## BEGIN
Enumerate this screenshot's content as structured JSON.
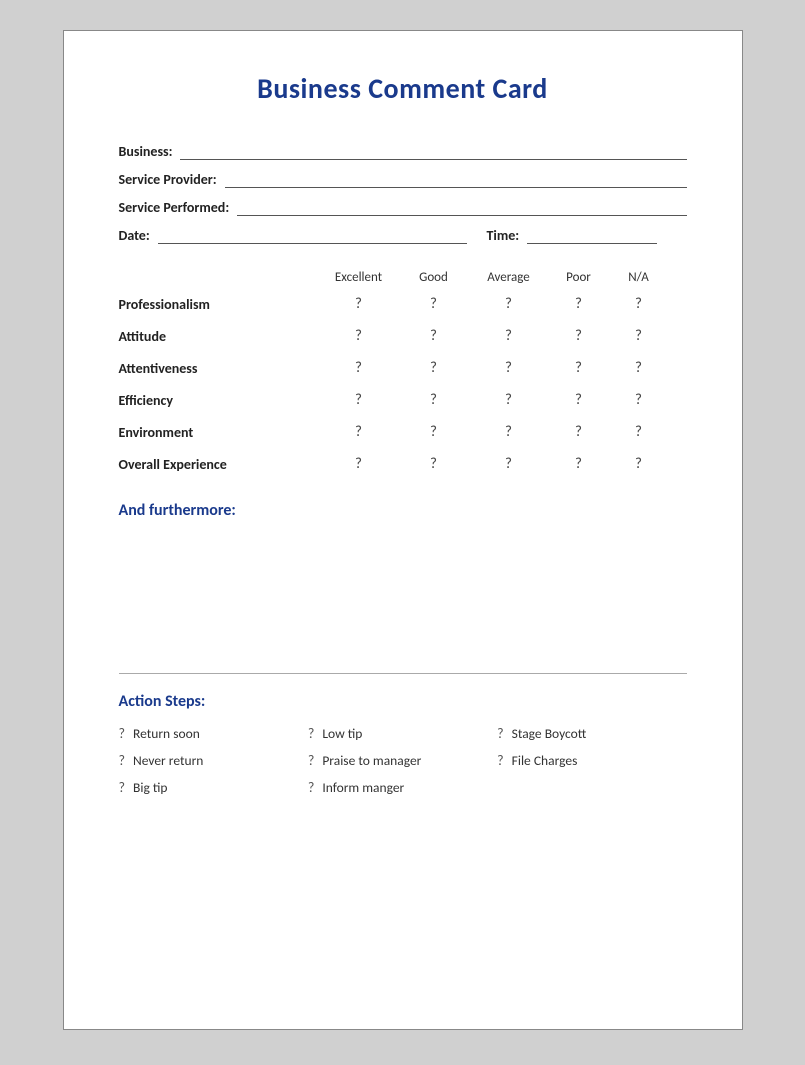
{
  "card": {
    "title": "Business Comment Card",
    "fields": {
      "business_label": "Business:",
      "service_provider_label": "Service Provider:",
      "service_performed_label": "Service Performed:",
      "date_label": "Date:",
      "time_label": "Time:"
    },
    "ratings": {
      "columns": [
        "",
        "Excellent",
        "Good",
        "Average",
        "Poor",
        "N/A"
      ],
      "rows": [
        {
          "label": "Professionalism",
          "symbol": "?"
        },
        {
          "label": "Attitude",
          "symbol": "?"
        },
        {
          "label": "Attentiveness",
          "symbol": "?"
        },
        {
          "label": "Efficiency",
          "symbol": "?"
        },
        {
          "label": "Environment",
          "symbol": "?"
        },
        {
          "label": "Overall Experience",
          "symbol": "?"
        }
      ]
    },
    "furthermore": {
      "title": "And furthermore:"
    },
    "action_steps": {
      "title": "Action Steps:",
      "items": [
        {
          "symbol": "?",
          "label": "Return soon"
        },
        {
          "symbol": "?",
          "label": "Low tip"
        },
        {
          "symbol": "?",
          "label": "Stage Boycott"
        },
        {
          "symbol": "?",
          "label": "Never return"
        },
        {
          "symbol": "?",
          "label": "Praise to manager"
        },
        {
          "symbol": "?",
          "label": "File Charges"
        },
        {
          "symbol": "?",
          "label": "Big tip"
        },
        {
          "symbol": "?",
          "label": "Inform manger"
        }
      ]
    }
  }
}
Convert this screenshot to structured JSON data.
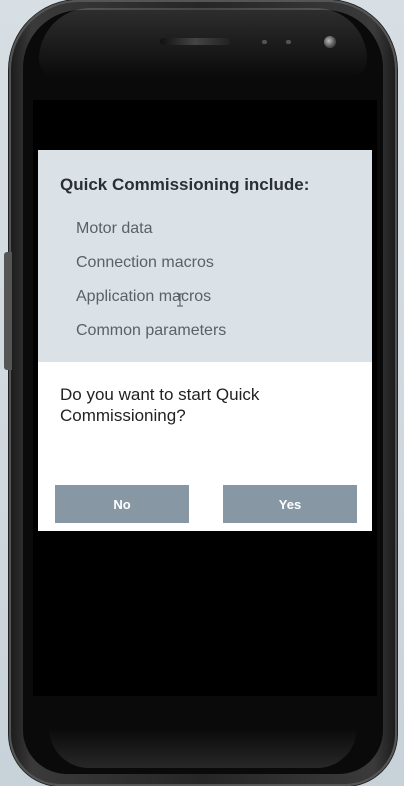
{
  "dialog": {
    "title": "Quick Commissioning include:",
    "items": [
      {
        "label": "Motor data"
      },
      {
        "label": "Connection macros"
      },
      {
        "label": "Application macros"
      },
      {
        "label": "Common parameters"
      }
    ],
    "question": "Do you want to start Quick Commissioning?",
    "buttons": {
      "no_label": "No",
      "yes_label": "Yes"
    }
  },
  "colors": {
    "info_background": "#dbe2e7",
    "button_background": "#8797a4",
    "button_text": "#ffffff",
    "dialog_background": "#ffffff"
  },
  "icons": [
    "text-cursor-icon",
    "camera-icon",
    "speaker-grille"
  ]
}
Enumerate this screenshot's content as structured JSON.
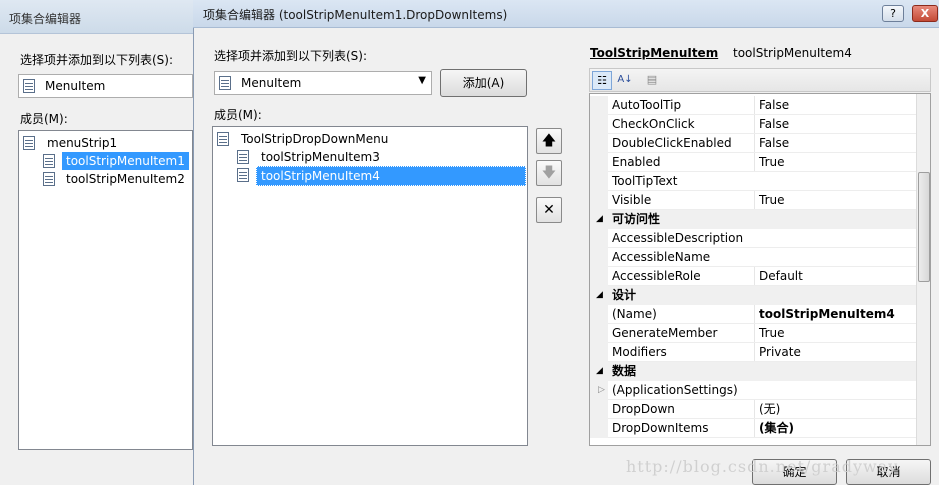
{
  "back_window": {
    "title": "项集合编辑器",
    "select_label": "选择项并添加到以下列表(S):",
    "combo_value": "MenuItem",
    "members_label": "成员(M):",
    "tree": [
      {
        "label": "menuStrip1"
      },
      {
        "label": "toolStripMenuItem1"
      },
      {
        "label": "toolStripMenuItem2"
      }
    ]
  },
  "dialog": {
    "title": "项集合编辑器 (toolStripMenuItem1.DropDownItems)",
    "help_button": "?",
    "close_button": "X",
    "select_label": "选择项并添加到以下列表(S):",
    "combo_value": "MenuItem",
    "add_button": "添加(A)",
    "members_label": "成员(M):",
    "members": [
      {
        "label": "ToolStripDropDownMenu"
      },
      {
        "label": "toolStripMenuItem3"
      },
      {
        "label": "toolStripMenuItem4"
      }
    ],
    "move_up": "🡅",
    "move_down": "🡇",
    "remove": "✕",
    "ok_button": "确定",
    "cancel_button": "取消"
  },
  "property_header": {
    "type_name": "ToolStripMenuItem",
    "object_name": "toolStripMenuItem4"
  },
  "properties": [
    {
      "name": "AutoToolTip",
      "value": "False"
    },
    {
      "name": "CheckOnClick",
      "value": "False"
    },
    {
      "name": "DoubleClickEnabled",
      "value": "False"
    },
    {
      "name": "Enabled",
      "value": "True"
    },
    {
      "name": "ToolTipText",
      "value": ""
    },
    {
      "name": "Visible",
      "value": "True"
    },
    {
      "name": "可访问性",
      "value": ""
    },
    {
      "name": "AccessibleDescription",
      "value": ""
    },
    {
      "name": "AccessibleName",
      "value": ""
    },
    {
      "name": "AccessibleRole",
      "value": "Default"
    },
    {
      "name": "设计",
      "value": ""
    },
    {
      "name": "(Name)",
      "value": "toolStripMenuItem4"
    },
    {
      "name": "GenerateMember",
      "value": "True"
    },
    {
      "name": "Modifiers",
      "value": "Private"
    },
    {
      "name": "数据",
      "value": ""
    },
    {
      "name": "(ApplicationSettings)",
      "value": ""
    },
    {
      "name": "DropDown",
      "value": "(无)"
    },
    {
      "name": "DropDownItems",
      "value": "(集合)"
    }
  ],
  "watermark": "http://blog.csdn.net/gradyway"
}
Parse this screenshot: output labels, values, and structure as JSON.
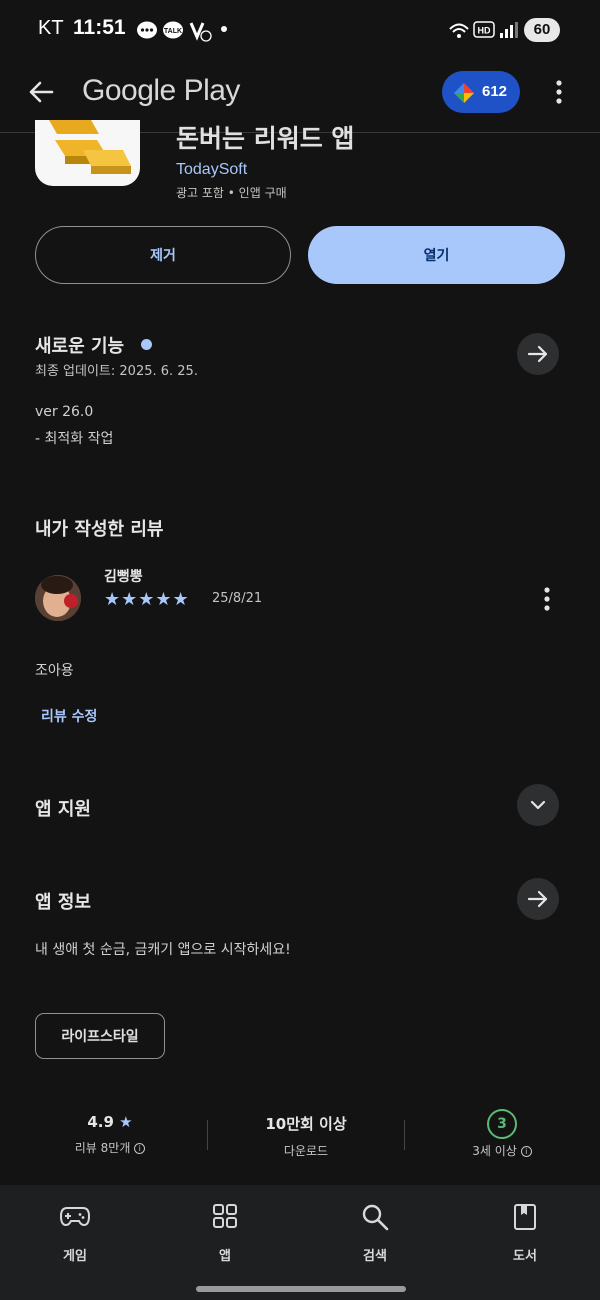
{
  "status_bar": {
    "carrier": "KT",
    "time": "11:51",
    "battery": "60"
  },
  "app_bar": {
    "title": "Google Play",
    "points": "612"
  },
  "app": {
    "title": "돈버는 리워드 앱",
    "developer": "TodaySoft",
    "meta": "광고 포함 • 인앱 구매",
    "remove_label": "제거",
    "open_label": "열기"
  },
  "whats_new": {
    "title": "새로운 기능",
    "updated": "최종 업데이트: 2025. 6. 25.",
    "version": "ver 26.0",
    "notes": "- 최적화 작업"
  },
  "my_review": {
    "title": "내가 작성한 리뷰",
    "reviewer": "김뻥뿡",
    "rating": 5,
    "stars": "★★★★★",
    "date": "25/8/21",
    "text": "조아용",
    "edit_label": "리뷰 수정"
  },
  "app_support": {
    "title": "앱 지원"
  },
  "about": {
    "title": "앱 정보",
    "description": "내 생애 첫 순금, 금캐기 앱으로 시작하세요!",
    "category": "라이프스타일"
  },
  "stats": {
    "rating": "4.9",
    "reviews": "리뷰 8만개",
    "downloads": "10만회 이상",
    "downloads_label": "다운로드",
    "age_rating": "3",
    "age_label": "3세 이상"
  },
  "bottom_nav": {
    "games": "게임",
    "apps": "앱",
    "search": "검색",
    "books": "도서"
  },
  "colors": {
    "background": "#131313",
    "accent": "#a8c7fa",
    "points_badge": "#1f52c7",
    "age_badge": "#5bb974"
  }
}
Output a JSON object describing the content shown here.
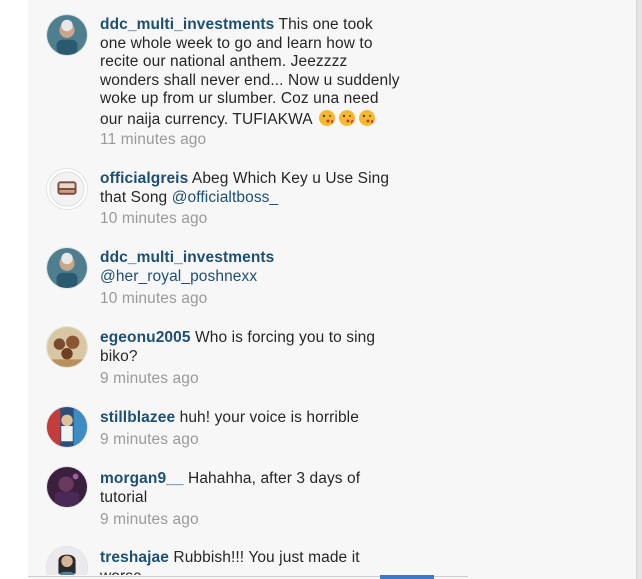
{
  "comments": [
    {
      "username": "ddc_multi_investments",
      "text": "This one took one whole week to go and learn how to recite our national anthem. Jeezzzz wonders shall never end... Now u suddenly woke up from ur slumber. Coz una need our naija currency. TUFIAKWA",
      "emoji": [
        "kissing-face-emoji",
        "kissing-face-emoji",
        "kissing-face-emoji"
      ],
      "time": "11 minutes ago",
      "avatar": "profile-photo"
    },
    {
      "username": "officialgreis",
      "text": "Abeg Which Key u Use Sing that Song",
      "mention": "@officialtboss_",
      "time": "10 minutes ago",
      "avatar": "profile-logo"
    },
    {
      "username": "ddc_multi_investments",
      "text": "",
      "mention": "@her_royal_poshnexx",
      "time": "10 minutes ago",
      "avatar": "profile-photo"
    },
    {
      "username": "egeonu2005",
      "text": "Who is forcing you to sing biko?",
      "time": "9 minutes ago",
      "avatar": "profile-photo"
    },
    {
      "username": "stillblazee",
      "text": "huh! your voice is horrible",
      "time": "9 minutes ago",
      "avatar": "profile-photo"
    },
    {
      "username": "morgan9__",
      "text": "Hahahha, after 3 days of tutorial",
      "time": "9 minutes ago",
      "avatar": "profile-photo"
    },
    {
      "username": "treshajae",
      "text": "Rubbish!!! You just made it worse",
      "time": "",
      "avatar": "profile-photo"
    }
  ],
  "colors": {
    "username": "#1d4f73",
    "body_text": "#262626",
    "timestamp": "#9a9a9a",
    "background": "#f7f7f7",
    "accent": "#3b7ac9"
  }
}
## END
Written exercise –
Leave out the pictures and give the rest of the records again exactly.

Answer to the exercise –
Enumerate this screenshot's content as structured JSON.
{
  "card": {
    "title": "Business Comment Card",
    "fields": {
      "business_label": "Business:",
      "service_provider_label": "Service Provider:",
      "service_performed_label": "Service Performed:",
      "date_label": "Date:",
      "time_label": "Time:"
    },
    "ratings": {
      "columns": [
        "",
        "Excellent",
        "Good",
        "Average",
        "Poor",
        "N/A"
      ],
      "rows": [
        {
          "label": "Professionalism",
          "symbol": "?"
        },
        {
          "label": "Attitude",
          "symbol": "?"
        },
        {
          "label": "Attentiveness",
          "symbol": "?"
        },
        {
          "label": "Efficiency",
          "symbol": "?"
        },
        {
          "label": "Environment",
          "symbol": "?"
        },
        {
          "label": "Overall Experience",
          "symbol": "?"
        }
      ]
    },
    "furthermore": {
      "title": "And furthermore:"
    },
    "action_steps": {
      "title": "Action Steps:",
      "items": [
        {
          "symbol": "?",
          "label": "Return soon"
        },
        {
          "symbol": "?",
          "label": "Low tip"
        },
        {
          "symbol": "?",
          "label": "Stage Boycott"
        },
        {
          "symbol": "?",
          "label": "Never return"
        },
        {
          "symbol": "?",
          "label": "Praise to manager"
        },
        {
          "symbol": "?",
          "label": "File Charges"
        },
        {
          "symbol": "?",
          "label": "Big tip"
        },
        {
          "symbol": "?",
          "label": "Inform manger"
        }
      ]
    }
  }
}
Convert this screenshot to structured JSON data.
{
  "dialog": {
    "title": "Quick Commissioning include:",
    "items": [
      {
        "label": "Motor data"
      },
      {
        "label": "Connection macros"
      },
      {
        "label": "Application macros"
      },
      {
        "label": "Common parameters"
      }
    ],
    "question": "Do you want to start Quick Commissioning?",
    "buttons": {
      "no_label": "No",
      "yes_label": "Yes"
    }
  },
  "colors": {
    "info_background": "#dbe2e7",
    "button_background": "#8797a4",
    "button_text": "#ffffff",
    "dialog_background": "#ffffff"
  },
  "icons": [
    "text-cursor-icon",
    "camera-icon",
    "speaker-grille"
  ]
}
Enumerate this screenshot's content as structured JSON.
{
  "back_window": {
    "title": "项集合编辑器",
    "select_label": "选择项并添加到以下列表(S):",
    "combo_value": "MenuItem",
    "members_label": "成员(M):",
    "tree": [
      {
        "label": "menuStrip1"
      },
      {
        "label": "toolStripMenuItem1"
      },
      {
        "label": "toolStripMenuItem2"
      }
    ]
  },
  "dialog": {
    "title": "项集合编辑器 (toolStripMenuItem1.DropDownItems)",
    "help_button": "?",
    "close_button": "X",
    "select_label": "选择项并添加到以下列表(S):",
    "combo_value": "MenuItem",
    "add_button": "添加(A)",
    "members_label": "成员(M):",
    "members": [
      {
        "label": "ToolStripDropDownMenu"
      },
      {
        "label": "toolStripMenuItem3"
      },
      {
        "label": "toolStripMenuItem4"
      }
    ],
    "move_up": "🡅",
    "move_down": "🡇",
    "remove": "✕",
    "ok_button": "确定",
    "cancel_button": "取消"
  },
  "property_header": {
    "type_name": "ToolStripMenuItem",
    "object_name": "toolStripMenuItem4"
  },
  "properties": [
    {
      "name": "AutoToolTip",
      "value": "False"
    },
    {
      "name": "CheckOnClick",
      "value": "False"
    },
    {
      "name": "DoubleClickEnabled",
      "value": "False"
    },
    {
      "name": "Enabled",
      "value": "True"
    },
    {
      "name": "ToolTipText",
      "value": ""
    },
    {
      "name": "Visible",
      "value": "True"
    },
    {
      "name": "可访问性",
      "value": ""
    },
    {
      "name": "AccessibleDescription",
      "value": ""
    },
    {
      "name": "AccessibleName",
      "value": ""
    },
    {
      "name": "AccessibleRole",
      "value": "Default"
    },
    {
      "name": "设计",
      "value": ""
    },
    {
      "name": "(Name)",
      "value": "toolStripMenuItem4"
    },
    {
      "name": "GenerateMember",
      "value": "True"
    },
    {
      "name": "Modifiers",
      "value": "Private"
    },
    {
      "name": "数据",
      "value": ""
    },
    {
      "name": "(ApplicationSettings)",
      "value": ""
    },
    {
      "name": "DropDown",
      "value": "(无)"
    },
    {
      "name": "DropDownItems",
      "value": "(集合)"
    }
  ],
  "watermark": "http://blog.csdn.net/gradyway"
}
Parse this screenshot: output labels, values, and structure as JSON.
{
  "status_bar": {
    "carrier": "KT",
    "time": "11:51",
    "battery": "60"
  },
  "app_bar": {
    "title": "Google Play",
    "points": "612"
  },
  "app": {
    "title": "돈버는 리워드 앱",
    "developer": "TodaySoft",
    "meta": "광고 포함 • 인앱 구매",
    "remove_label": "제거",
    "open_label": "열기"
  },
  "whats_new": {
    "title": "새로운 기능",
    "updated": "최종 업데이트: 2025. 6. 25.",
    "version": "ver 26.0",
    "notes": "- 최적화 작업"
  },
  "my_review": {
    "title": "내가 작성한 리뷰",
    "reviewer": "김뻥뿡",
    "rating": 5,
    "stars": "★★★★★",
    "date": "25/8/21",
    "text": "조아용",
    "edit_label": "리뷰 수정"
  },
  "app_support": {
    "title": "앱 지원"
  },
  "about": {
    "title": "앱 정보",
    "description": "내 생애 첫 순금, 금캐기 앱으로 시작하세요!",
    "category": "라이프스타일"
  },
  "stats": {
    "rating": "4.9",
    "reviews": "리뷰 8만개",
    "downloads": "10만회 이상",
    "downloads_label": "다운로드",
    "age_rating": "3",
    "age_label": "3세 이상"
  },
  "bottom_nav": {
    "games": "게임",
    "apps": "앱",
    "search": "검색",
    "books": "도서"
  },
  "colors": {
    "background": "#131313",
    "accent": "#a8c7fa",
    "points_badge": "#1f52c7",
    "age_badge": "#5bb974"
  }
}
Output a JSON object describing the content shown here.
{
  "comments": [
    {
      "username": "ddc_multi_investments",
      "text": "This one took one whole week to go and learn how to recite our national anthem. Jeezzzz wonders shall never end... Now u suddenly woke up from ur slumber. Coz una need our naija currency. TUFIAKWA",
      "emoji": [
        "kissing-face-emoji",
        "kissing-face-emoji",
        "kissing-face-emoji"
      ],
      "time": "11 minutes ago",
      "avatar": "profile-photo"
    },
    {
      "username": "officialgreis",
      "text": "Abeg Which Key u Use Sing that Song",
      "mention": "@officialtboss_",
      "time": "10 minutes ago",
      "avatar": "profile-logo"
    },
    {
      "username": "ddc_multi_investments",
      "text": "",
      "mention": "@her_royal_poshnexx",
      "time": "10 minutes ago",
      "avatar": "profile-photo"
    },
    {
      "username": "egeonu2005",
      "text": "Who is forcing you to sing biko?",
      "time": "9 minutes ago",
      "avatar": "profile-photo"
    },
    {
      "username": "stillblazee",
      "text": "huh! your voice is horrible",
      "time": "9 minutes ago",
      "avatar": "profile-photo"
    },
    {
      "username": "morgan9__",
      "text": "Hahahha, after 3 days of tutorial",
      "time": "9 minutes ago",
      "avatar": "profile-photo"
    },
    {
      "username": "treshajae",
      "text": "Rubbish!!! You just made it worse",
      "time": "",
      "avatar": "profile-photo"
    }
  ],
  "colors": {
    "username": "#1d4f73",
    "body_text": "#262626",
    "timestamp": "#9a9a9a",
    "background": "#f7f7f7",
    "accent": "#3b7ac9"
  }
}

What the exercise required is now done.